Exercise details: Write out the material again word for word, dropping any images it holds.

Data to process:
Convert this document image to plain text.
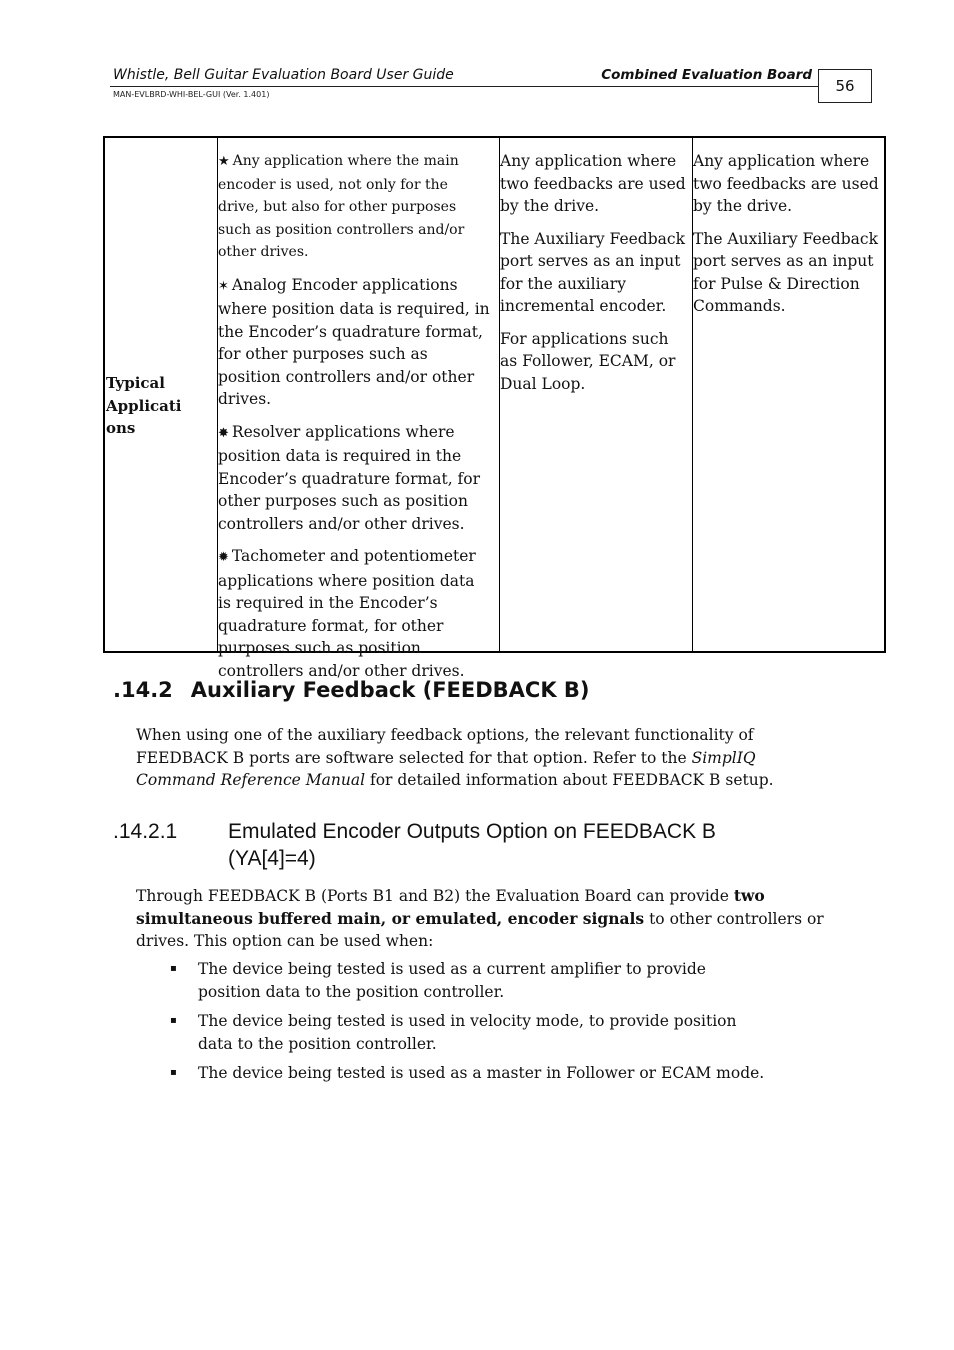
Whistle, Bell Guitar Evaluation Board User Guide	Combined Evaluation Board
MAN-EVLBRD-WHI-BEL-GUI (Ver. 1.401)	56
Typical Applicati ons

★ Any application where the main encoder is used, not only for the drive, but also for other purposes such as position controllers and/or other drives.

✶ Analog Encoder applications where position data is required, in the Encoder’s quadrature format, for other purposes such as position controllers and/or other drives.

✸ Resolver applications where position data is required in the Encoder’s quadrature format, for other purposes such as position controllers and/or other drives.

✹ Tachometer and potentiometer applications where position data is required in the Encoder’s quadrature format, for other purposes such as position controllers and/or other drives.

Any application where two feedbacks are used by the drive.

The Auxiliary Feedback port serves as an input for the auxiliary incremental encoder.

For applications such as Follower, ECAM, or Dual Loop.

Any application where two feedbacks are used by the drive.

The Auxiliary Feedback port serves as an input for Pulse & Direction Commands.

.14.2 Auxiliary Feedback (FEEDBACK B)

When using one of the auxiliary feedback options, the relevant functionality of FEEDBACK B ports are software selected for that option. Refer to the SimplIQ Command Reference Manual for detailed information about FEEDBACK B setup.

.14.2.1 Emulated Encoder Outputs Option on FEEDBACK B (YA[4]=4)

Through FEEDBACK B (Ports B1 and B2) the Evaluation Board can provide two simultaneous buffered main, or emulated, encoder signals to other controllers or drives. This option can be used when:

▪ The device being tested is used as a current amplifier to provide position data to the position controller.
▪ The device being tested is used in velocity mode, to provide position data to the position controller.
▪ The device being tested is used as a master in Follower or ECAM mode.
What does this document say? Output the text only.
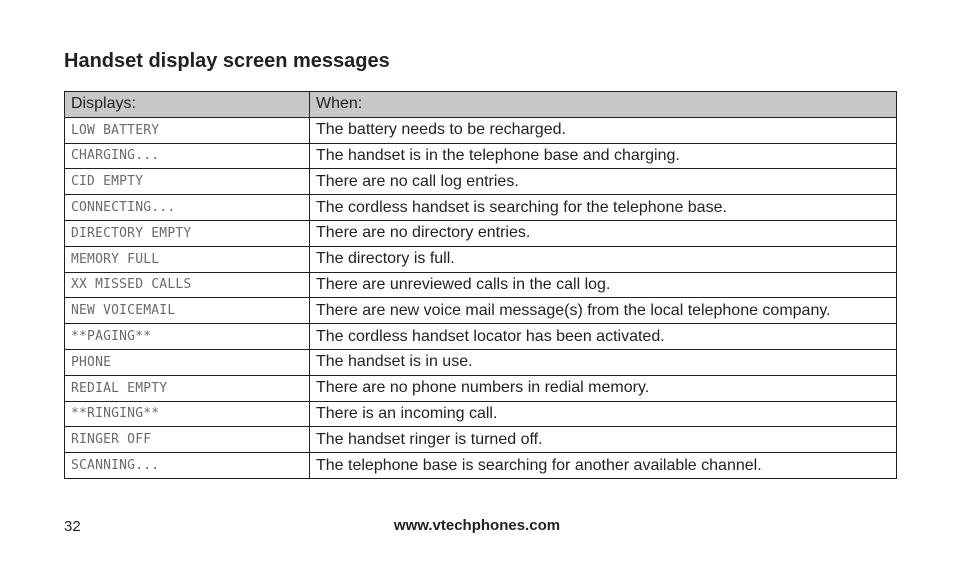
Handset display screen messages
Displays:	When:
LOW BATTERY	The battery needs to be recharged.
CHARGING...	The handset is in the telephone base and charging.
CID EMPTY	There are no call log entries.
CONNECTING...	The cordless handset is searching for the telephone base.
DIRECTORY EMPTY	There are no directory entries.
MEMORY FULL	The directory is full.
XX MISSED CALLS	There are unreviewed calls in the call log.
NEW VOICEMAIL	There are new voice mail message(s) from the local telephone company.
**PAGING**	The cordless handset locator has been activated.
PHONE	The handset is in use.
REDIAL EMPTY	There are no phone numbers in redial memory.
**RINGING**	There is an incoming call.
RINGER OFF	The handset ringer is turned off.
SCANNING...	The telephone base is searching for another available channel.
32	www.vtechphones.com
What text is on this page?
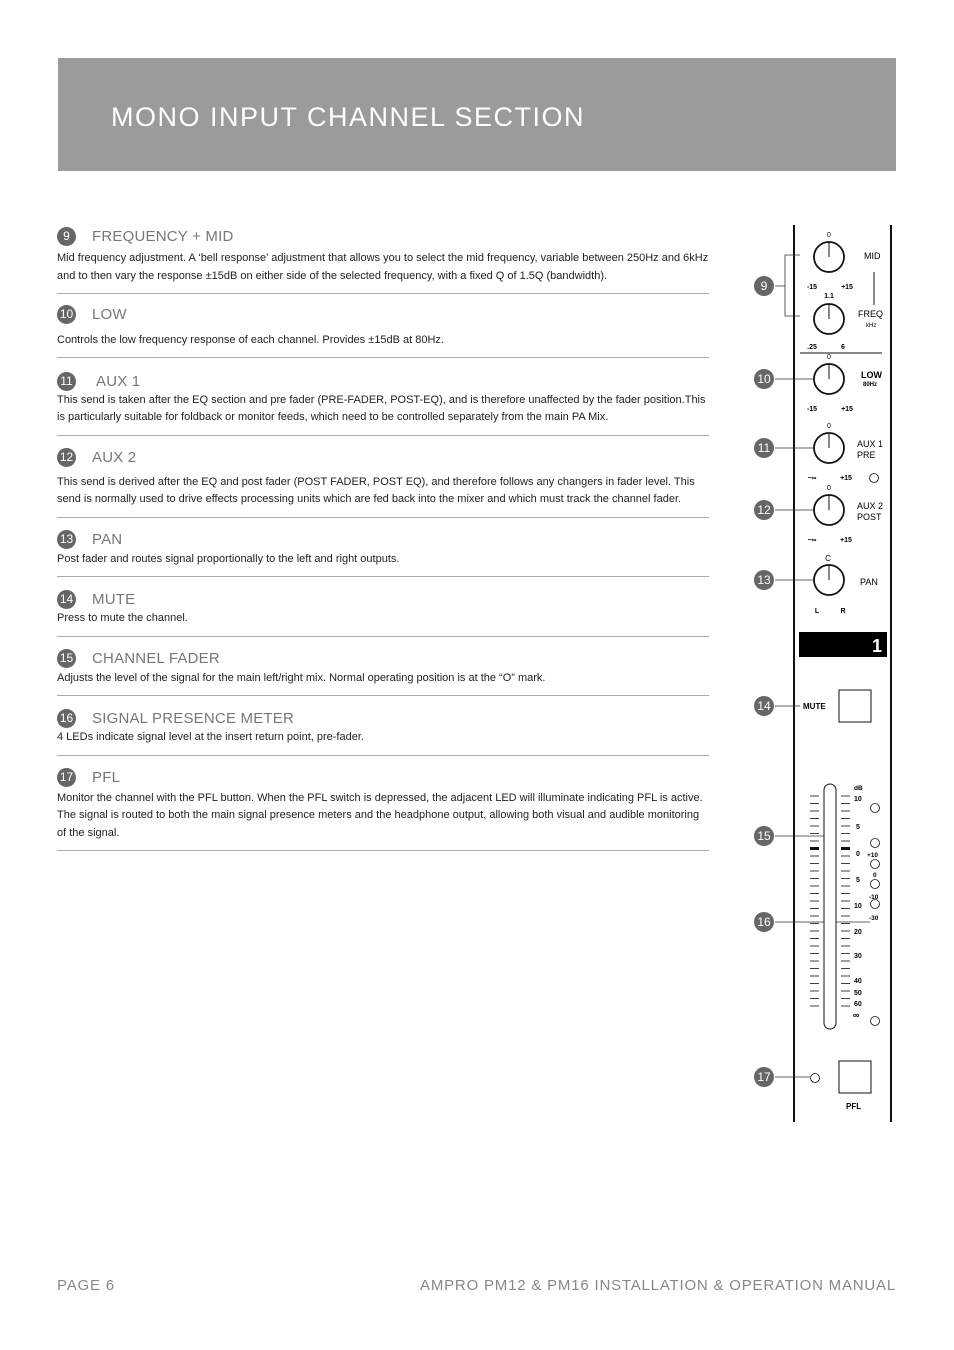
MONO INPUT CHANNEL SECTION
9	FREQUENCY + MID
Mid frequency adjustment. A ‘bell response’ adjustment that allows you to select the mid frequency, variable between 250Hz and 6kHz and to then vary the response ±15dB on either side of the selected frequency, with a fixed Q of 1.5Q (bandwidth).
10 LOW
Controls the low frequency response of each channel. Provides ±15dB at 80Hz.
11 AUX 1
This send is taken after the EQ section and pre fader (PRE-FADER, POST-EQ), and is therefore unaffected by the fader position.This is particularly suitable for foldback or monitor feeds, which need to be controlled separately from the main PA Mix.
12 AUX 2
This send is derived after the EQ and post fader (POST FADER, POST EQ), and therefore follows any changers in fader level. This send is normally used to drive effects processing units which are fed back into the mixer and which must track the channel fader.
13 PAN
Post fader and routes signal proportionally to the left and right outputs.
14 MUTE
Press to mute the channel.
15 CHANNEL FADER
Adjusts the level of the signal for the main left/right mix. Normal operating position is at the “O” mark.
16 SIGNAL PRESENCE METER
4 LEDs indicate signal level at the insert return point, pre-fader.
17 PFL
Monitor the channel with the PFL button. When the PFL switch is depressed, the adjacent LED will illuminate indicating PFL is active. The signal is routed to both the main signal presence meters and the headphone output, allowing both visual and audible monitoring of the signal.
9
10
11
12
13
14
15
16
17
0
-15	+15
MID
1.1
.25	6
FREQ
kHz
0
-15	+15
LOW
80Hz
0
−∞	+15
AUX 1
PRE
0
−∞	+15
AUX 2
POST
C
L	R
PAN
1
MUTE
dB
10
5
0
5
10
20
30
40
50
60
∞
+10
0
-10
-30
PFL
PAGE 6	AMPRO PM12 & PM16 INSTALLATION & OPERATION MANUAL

Reply to the task:
Convert this document image to plain text.
Whistle, Bell Guitar Evaluation Board User Guide	Combined Evaluation Board
MAN-EVLBRD-WHI-BEL-GUI (Ver. 1.401)	56
Typical Applicati ons

★ Any application where the main encoder is used, not only for the drive, but also for other purposes such as position controllers and/or other drives.

✶ Analog Encoder applications where position data is required, in the Encoder’s quadrature format, for other purposes such as position controllers and/or other drives.

✸ Resolver applications where position data is required in the Encoder’s quadrature format, for other purposes such as position controllers and/or other drives.

✹ Tachometer and potentiometer applications where position data is required in the Encoder’s quadrature format, for other purposes such as position controllers and/or other drives.

Any application where two feedbacks are used by the drive.

The Auxiliary Feedback port serves as an input for the auxiliary incremental encoder.

For applications such as Follower, ECAM, or Dual Loop.

Any application where two feedbacks are used by the drive.

The Auxiliary Feedback port serves as an input for Pulse & Direction Commands.

.14.2 Auxiliary Feedback (FEEDBACK B)

When using one of the auxiliary feedback options, the relevant functionality of FEEDBACK B ports are software selected for that option. Refer to the SimplIQ Command Reference Manual for detailed information about FEEDBACK B setup.

.14.2.1 Emulated Encoder Outputs Option on FEEDBACK B (YA[4]=4)

Through FEEDBACK B (Ports B1 and B2) the Evaluation Board can provide two simultaneous buffered main, or emulated, encoder signals to other controllers or drives. This option can be used when:

▪ The device being tested is used as a current amplifier to provide position data to the position controller.
▪ The device being tested is used in velocity mode, to provide position data to the position controller.
▪ The device being tested is used as a master in Follower or ECAM mode.
What does this document say? Output the text only.
Handset display screen messages
Displays:	When:
LOW BATTERY	The battery needs to be recharged.
CHARGING...	The handset is in the telephone base and charging.
CID EMPTY	There are no call log entries.
CONNECTING...	The cordless handset is searching for the telephone base.
DIRECTORY EMPTY	There are no directory entries.
MEMORY FULL	The directory is full.
XX MISSED CALLS	There are unreviewed calls in the call log.
NEW VOICEMAIL	There are new voice mail message(s) from the local telephone company.
**PAGING**	The cordless handset locator has been activated.
PHONE	The handset is in use.
REDIAL EMPTY	There are no phone numbers in redial memory.
**RINGING**	There is an incoming call.
RINGER OFF	The handset ringer is turned off.
SCANNING...	The telephone base is searching for another available channel.
32	www.vtechphones.com
What text is on this page?
MONO INPUT CHANNEL SECTION
9	FREQUENCY + MID
Mid frequency adjustment. A ‘bell response’ adjustment that allows you to select the mid frequency, variable between 250Hz and 6kHz and to then vary the response ±15dB on either side of the selected frequency, with a fixed Q of 1.5Q (bandwidth).
10 LOW
Controls the low frequency response of each channel. Provides ±15dB at 80Hz.
11 AUX 1
This send is taken after the EQ section and pre fader (PRE-FADER, POST-EQ), and is therefore unaffected by the fader position.This is particularly suitable for foldback or monitor feeds, which need to be controlled separately from the main PA Mix.
12 AUX 2
This send is derived after the EQ and post fader (POST FADER, POST EQ), and therefore follows any changers in fader level. This send is normally used to drive effects processing units which are fed back into the mixer and which must track the channel fader.
13 PAN
Post fader and routes signal proportionally to the left and right outputs.
14 MUTE
Press to mute the channel.
15 CHANNEL FADER
Adjusts the level of the signal for the main left/right mix. Normal operating position is at the “O” mark.
16 SIGNAL PRESENCE METER
4 LEDs indicate signal level at the insert return point, pre-fader.
17 PFL
Monitor the channel with the PFL button. When the PFL switch is depressed, the adjacent LED will illuminate indicating PFL is active. The signal is routed to both the main signal presence meters and the headphone output, allowing both visual and audible monitoring of the signal.
9
10
11
12
13
14
15
16
17
0
-15	+15
MID
1.1
.25	6
FREQ
kHz
0
-15	+15
LOW
80Hz
0
−∞	+15
AUX 1
PRE
0
−∞	+15
AUX 2
POST
C
L	R
PAN
1
MUTE
dB
10
5
0
5
10
20
30
40
50
60
∞
+10
0
-10
-30
PFL
PAGE 6	AMPRO PM12 & PM16 INSTALLATION & OPERATION MANUAL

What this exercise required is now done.